═════ DATA SHOWN ═════
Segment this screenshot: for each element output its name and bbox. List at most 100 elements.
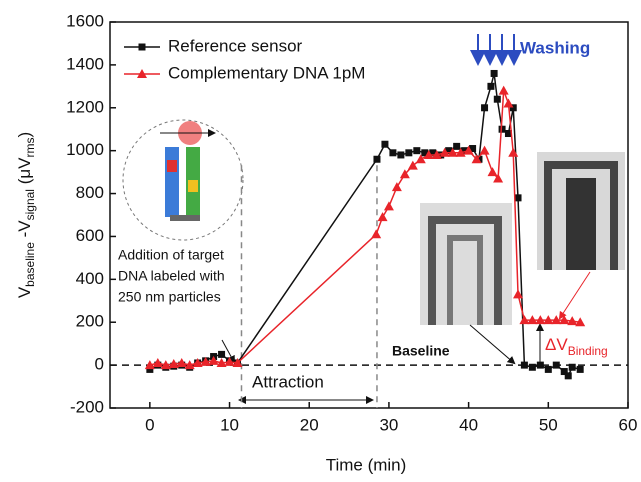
y-label-part: V — [15, 286, 34, 298]
data-point — [461, 147, 469, 155]
data-point — [208, 355, 219, 365]
data-point — [513, 289, 524, 299]
sensor-image-electrode — [428, 216, 502, 325]
y-axis-label: Vbaseline -Vsignal (μVrms) — [15, 132, 37, 298]
data-point — [371, 229, 382, 239]
x-tick-label: 40 — [459, 415, 478, 434]
data-point — [152, 357, 163, 367]
data-point — [481, 104, 489, 112]
data-point — [184, 360, 195, 370]
data-point — [527, 315, 538, 325]
data-point — [200, 356, 211, 366]
data-point — [514, 194, 522, 202]
data-point — [535, 315, 546, 325]
y-tick-label: 800 — [76, 183, 104, 202]
y-label-part: -V — [15, 220, 34, 242]
data-point — [552, 361, 560, 369]
data-point — [413, 147, 421, 155]
data-point — [176, 357, 187, 367]
schematic-block — [188, 180, 198, 192]
data-point — [576, 365, 584, 373]
data-point — [447, 147, 458, 157]
x-tick-label: 20 — [300, 415, 319, 434]
data-point — [391, 182, 402, 192]
sensor-image-electrode — [447, 235, 483, 325]
data-point — [490, 69, 498, 77]
data-point — [192, 357, 203, 367]
data-point — [389, 149, 397, 157]
data-point — [455, 147, 466, 157]
y-tick-label: -200 — [70, 397, 104, 416]
x-tick-label: 10 — [220, 415, 239, 434]
annotation: Addition of target — [118, 247, 224, 263]
x-axis-label: Time (min) — [326, 455, 407, 474]
data-point — [504, 130, 512, 138]
sensor-image-electrode — [566, 178, 596, 270]
data-point — [528, 363, 536, 371]
data-point — [487, 167, 498, 177]
legend-label: Complementary DNA 1pM — [168, 63, 365, 82]
annotation-arrow — [558, 271, 591, 320]
data-point — [421, 149, 429, 157]
annotation: Washing — [520, 38, 590, 57]
y-label-part: ) — [15, 132, 34, 138]
schematic-strand — [165, 147, 179, 217]
annotation-part: ΔV — [545, 335, 568, 354]
data-point — [509, 104, 517, 112]
y-tick-label: 200 — [76, 312, 104, 331]
x-tick-label: 0 — [145, 415, 154, 434]
x-tick-label: 50 — [539, 415, 558, 434]
data-point — [439, 147, 450, 157]
data-point — [560, 368, 568, 376]
data-point — [232, 357, 243, 367]
data-point — [508, 147, 519, 157]
data-point — [469, 145, 477, 153]
data-point — [463, 145, 474, 155]
y-label-part: baseline — [23, 242, 37, 287]
x-tick-label: 60 — [619, 415, 638, 434]
decorations — [122, 34, 625, 404]
legend-marker — [138, 43, 146, 51]
data-point — [493, 95, 501, 103]
y-tick-label: 400 — [76, 269, 104, 288]
y-label-part: (μV — [15, 157, 34, 189]
y-tick-label: 1000 — [66, 140, 104, 159]
data-point — [493, 173, 504, 183]
annotation: DNA labeled with — [118, 268, 225, 284]
y-tick-label: 1400 — [66, 54, 104, 73]
data-point — [564, 372, 572, 380]
data-point — [381, 140, 389, 148]
data-point — [383, 201, 394, 211]
data-point — [407, 160, 418, 170]
data-point — [437, 151, 445, 159]
annotation: 250 nm particles — [118, 289, 221, 305]
data-point — [445, 147, 453, 155]
data-point — [415, 154, 426, 164]
annotation: Baseline — [392, 343, 450, 359]
data-point — [519, 315, 530, 325]
data-point — [397, 151, 405, 159]
plot-frame — [109, 21, 629, 409]
y-tick-label: 600 — [76, 226, 104, 245]
annotation: ΔVBinding — [545, 335, 608, 358]
data-point — [405, 149, 413, 157]
x-tick-label: 30 — [379, 415, 398, 434]
schematic-base — [170, 215, 200, 221]
data-point — [559, 315, 570, 325]
data-point — [431, 149, 442, 159]
annotation: Attraction — [252, 372, 324, 391]
data-point — [373, 155, 381, 163]
data-point — [168, 359, 179, 369]
schematic-circle — [122, 119, 244, 241]
annotation-part: Binding — [568, 344, 608, 358]
data-point — [536, 361, 544, 369]
data-point — [423, 149, 434, 159]
y-tick-label: 1200 — [66, 97, 104, 116]
data-point — [479, 145, 490, 155]
data-point — [498, 85, 509, 95]
data-point — [146, 365, 154, 373]
data-point — [399, 169, 410, 179]
data-point — [575, 317, 586, 327]
data-point — [377, 212, 388, 222]
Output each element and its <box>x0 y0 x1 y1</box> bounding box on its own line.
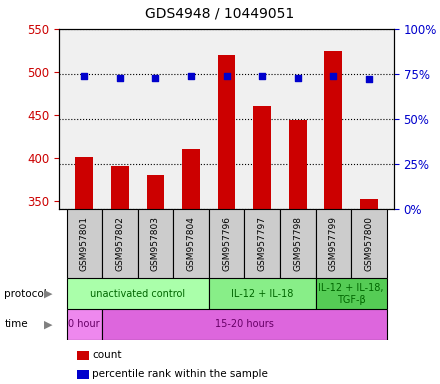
Text: time: time <box>4 319 28 329</box>
Point <box>330 73 337 79</box>
Point <box>152 74 159 81</box>
Bar <box>102 209 138 278</box>
Bar <box>209 278 315 309</box>
Text: GSM957803: GSM957803 <box>151 216 160 271</box>
Text: IL-12 + IL-18,
TGF-β: IL-12 + IL-18, TGF-β <box>319 283 384 305</box>
Text: GSM957800: GSM957800 <box>364 216 374 271</box>
Bar <box>66 209 102 278</box>
Bar <box>111 166 129 209</box>
Bar <box>315 209 351 278</box>
Text: GSM957801: GSM957801 <box>80 216 89 271</box>
Bar <box>182 149 200 209</box>
Text: GDS4948 / 10449051: GDS4948 / 10449051 <box>145 7 295 20</box>
Text: GSM957799: GSM957799 <box>329 216 338 271</box>
Bar <box>351 209 387 278</box>
Bar <box>66 309 102 340</box>
Bar <box>289 120 307 209</box>
Text: GSM957804: GSM957804 <box>187 217 195 271</box>
Text: 0 hour: 0 hour <box>69 319 100 329</box>
Text: GSM957797: GSM957797 <box>258 216 267 271</box>
Point <box>365 76 372 83</box>
Text: protocol: protocol <box>4 289 47 299</box>
Point <box>81 73 88 79</box>
Text: GSM957798: GSM957798 <box>293 216 302 271</box>
Text: GSM957796: GSM957796 <box>222 216 231 271</box>
Text: count: count <box>92 350 122 360</box>
Point <box>259 73 266 79</box>
Bar <box>147 175 165 209</box>
Bar <box>173 209 209 278</box>
Bar <box>324 51 342 209</box>
Bar <box>218 55 235 209</box>
Point <box>294 74 301 81</box>
Point <box>223 73 230 79</box>
Text: ▶: ▶ <box>44 319 53 329</box>
Bar <box>280 209 315 278</box>
Bar <box>102 309 387 340</box>
Point <box>116 74 123 81</box>
Bar <box>253 106 271 209</box>
Bar <box>75 157 93 209</box>
Text: 15-20 hours: 15-20 hours <box>215 319 274 329</box>
Bar <box>138 209 173 278</box>
Bar <box>209 209 244 278</box>
Text: GSM957802: GSM957802 <box>115 217 125 271</box>
Text: percentile rank within the sample: percentile rank within the sample <box>92 369 268 379</box>
Bar <box>244 209 280 278</box>
Bar <box>66 278 209 309</box>
Bar <box>315 278 387 309</box>
Text: ▶: ▶ <box>44 289 53 299</box>
Point <box>187 73 194 79</box>
Text: IL-12 + IL-18: IL-12 + IL-18 <box>231 289 293 299</box>
Text: unactivated control: unactivated control <box>90 289 185 299</box>
Bar <box>360 199 378 209</box>
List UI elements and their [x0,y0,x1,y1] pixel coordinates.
═════
## THE EXERCISE
Can you turn every line of the items above into a numbered list, skipping blank lines and omitting the pictures?

## WRITTEN RESPONSE
1. Segment this screenshot: for each element output its name and bbox. List at most 100 elements.
2. y-label-part: V — [15, 286, 34, 298]
3. data-point — [461, 147, 469, 155]
4. data-point — [208, 355, 219, 365]
5. data-point — [513, 289, 524, 299]
6. sensor-image-electrode — [428, 216, 502, 325]
7. y-axis-label: Vbaseline -Vsignal (μVrms) — [15, 132, 37, 298]
8. data-point — [371, 229, 382, 239]
9. x-tick-label: 40 — [459, 415, 478, 434]
10. data-point — [152, 357, 163, 367]
11. data-point — [481, 104, 489, 112]
12. data-point — [184, 360, 195, 370]
13. data-point — [527, 315, 538, 325]
14. data-point — [200, 356, 211, 366]
15. data-point — [514, 194, 522, 202]
16. data-point — [535, 315, 546, 325]
17. y-tick-label: 800 — [76, 183, 104, 202]
18. y-label-part: -V — [15, 220, 34, 242]
19. data-point — [552, 361, 560, 369]
20. data-point — [413, 147, 421, 155]
21. data-point — [176, 357, 187, 367]
22. schematic-block — [188, 180, 198, 192]
23. data-point — [576, 365, 584, 373]
24. data-point — [447, 147, 458, 157]
25. x-tick-label: 20 — [300, 415, 319, 434]
26. data-point — [391, 182, 402, 192]
27. sensor-image-electrode — [447, 235, 483, 325]
28. data-point — [490, 69, 498, 77]
29. data-point — [192, 357, 203, 367]
30. data-point — [389, 149, 397, 157]
31. data-point — [455, 147, 466, 157]
32. y-tick-label: -200 — [70, 397, 104, 416]
33. x-tick-label: 10 — [220, 415, 239, 434]
34. annotation: Addition of target — [118, 247, 224, 263]
35. x-axis-label: Time (min) — [326, 455, 407, 474]
36. data-point — [504, 130, 512, 138]
37. sensor-image-electrode — [566, 178, 596, 270]
38. data-point — [528, 363, 536, 371]
39. data-point — [487, 167, 498, 177]
40. legend-label: Complementary DNA 1pM — [168, 63, 365, 82]
41. annotation-arrow — [558, 271, 591, 320]
42. data-point — [421, 149, 429, 157]
43. annotation: Washing — [520, 38, 590, 57]
44. y-label-part: ) — [15, 132, 34, 138]
45. schematic-strand — [165, 147, 179, 217]
46. annotation-part: ΔV — [545, 335, 568, 354]
47. data-point — [509, 104, 517, 112]
48. y-tick-label: 200 — [76, 312, 104, 331]
49. x-tick-label: 0 — [145, 415, 154, 434]
50. x-tick-label: 50 — [539, 415, 558, 434]
51. data-point — [439, 147, 450, 157]
52. data-point — [560, 368, 568, 376]
53. data-point — [232, 357, 243, 367]
54. data-point — [508, 147, 519, 157]
55. data-point — [469, 145, 477, 153]
56. data-point — [463, 145, 474, 155]
57. y-label-part: baseline — [23, 242, 37, 287]
58. x-tick-label: 60 — [619, 415, 638, 434]
59. decorations — [122, 34, 625, 404]
60. legend-marker — [138, 43, 146, 51]
61. data-point — [493, 95, 501, 103]
62. y-tick-label: 400 — [76, 269, 104, 288]
63. y-label-part: (μV — [15, 157, 34, 189]
64. y-tick-label: 1000 — [66, 140, 104, 159]
65. data-point — [493, 173, 504, 183]
66. annotation: DNA labeled with — [118, 268, 225, 284]
67. y-tick-label: 1400 — [66, 54, 104, 73]
68. data-point — [564, 372, 572, 380]
69. data-point — [381, 140, 389, 148]
70. data-point — [383, 201, 394, 211]
71. data-point — [407, 160, 418, 170]
72. data-point — [437, 151, 445, 159]
73. annotation: 250 nm particles — [118, 289, 221, 305]
74. data-point — [445, 147, 453, 155]
75. data-point — [415, 154, 426, 164]
76. annotation: Baseline — [392, 343, 450, 359]
77. data-point — [519, 315, 530, 325]
78. data-point — [397, 151, 405, 159]
79. plot-frame — [109, 21, 629, 409]
80. y-tick-label: 600 — [76, 226, 104, 245]
81. annotation: ΔVBinding — [545, 335, 608, 358]
82. data-point — [405, 149, 413, 157]
83. x-tick-label: 30 — [379, 415, 398, 434]
84. schematic-base — [170, 215, 200, 221]
85. data-point — [559, 315, 570, 325]
86. data-point — [431, 149, 442, 159]
87. annotation: Attraction — [252, 372, 324, 391]
88. data-point — [373, 155, 381, 163]
89. data-point — [168, 359, 179, 369]
90. schematic-circle — [122, 119, 244, 241]
91. annotation-part: Binding — [568, 344, 608, 358]
92. data-point — [536, 361, 544, 369]
93. data-point — [423, 149, 434, 159]
94. y-tick-label: 1200 — [66, 97, 104, 116]
95. data-point — [479, 145, 490, 155]
96. data-point — [498, 85, 509, 95]
97. data-point — [146, 365, 154, 373]
98. data-point — [399, 169, 410, 179]
99. data-point — [575, 317, 586, 327]
100. data-point — [377, 212, 388, 222]
101. Output each element and its <box>x0 y0 x1 y1</box> bounding box on its own line.
102. Text: time: time <box>4 319 28 329</box>
103. Point <box>330 73 337 79</box>
104. Point <box>152 74 159 81</box>
105. Bar <box>102 209 138 278</box>
106. Bar <box>209 278 315 309</box>
107. Text: GSM957803: GSM957803 <box>151 216 160 271</box>
108. Text: IL-12 + IL-18,
109. TGF-β: IL-12 + IL-18, TGF-β <box>319 283 384 305</box>
110. Text: GSM957800: GSM957800 <box>364 216 374 271</box>
111. Bar <box>66 209 102 278</box>
112. Bar <box>111 166 129 209</box>
113. Bar <box>315 209 351 278</box>
114. Text: GSM957801: GSM957801 <box>80 216 89 271</box>
115. Bar <box>182 149 200 209</box>
116. Text: GDS4948 / 10449051: GDS4948 / 10449051 <box>145 7 295 20</box>
117. Text: GSM957799: GSM957799 <box>329 216 338 271</box>
118. Bar <box>351 209 387 278</box>
119. Bar <box>66 309 102 340</box>
120. Bar <box>289 120 307 209</box>
121. Text: GSM957804: GSM957804 <box>187 217 195 271</box>
122. Text: 0 hour: 0 hour <box>69 319 100 329</box>
123. Text: GSM957797: GSM957797 <box>258 216 267 271</box>
124. Point <box>365 76 372 83</box>
125. Text: protocol: protocol <box>4 289 47 299</box>
126. Point <box>81 73 88 79</box>
127. Text: GSM957798: GSM957798 <box>293 216 302 271</box>
128. Text: GSM957796: GSM957796 <box>222 216 231 271</box>
129. Text: count: count <box>92 350 122 360</box>
130. Point <box>259 73 266 79</box>
131. Bar <box>147 175 165 209</box>
132. Bar <box>173 209 209 278</box>
133. Bar <box>324 51 342 209</box>
134. Bar <box>218 55 235 209</box>
135. Point <box>294 74 301 81</box>
136. Point <box>223 73 230 79</box>
137. Text: ▶: ▶ <box>44 319 53 329</box>
138. Bar <box>280 209 315 278</box>
139. Bar <box>102 309 387 340</box>
140. Point <box>116 74 123 81</box>
141. Bar <box>253 106 271 209</box>
142. Bar <box>75 157 93 209</box>
143. Text: 15-20 hours: 15-20 hours <box>215 319 274 329</box>
144. Bar <box>138 209 173 278</box>
145. Bar <box>209 209 244 278</box>
146. Text: GSM957802: GSM957802 <box>115 217 125 271</box>
147. Text: percentile rank within the sample: percentile rank within the sample <box>92 369 268 379</box>
148. Bar <box>244 209 280 278</box>
149. Bar <box>66 278 209 309</box>
150. Bar <box>315 278 387 309</box>
151. Text: ▶: ▶ <box>44 289 53 299</box>
152. Point <box>187 73 194 79</box>
153. Text: IL-12 + IL-18: IL-12 + IL-18 <box>231 289 293 299</box>
154. Text: unactivated control: unactivated control <box>90 289 185 299</box>
155. Bar <box>360 199 378 209</box>
156. List UI elements and their [x0,y0,x1,y1] pixel coordinates.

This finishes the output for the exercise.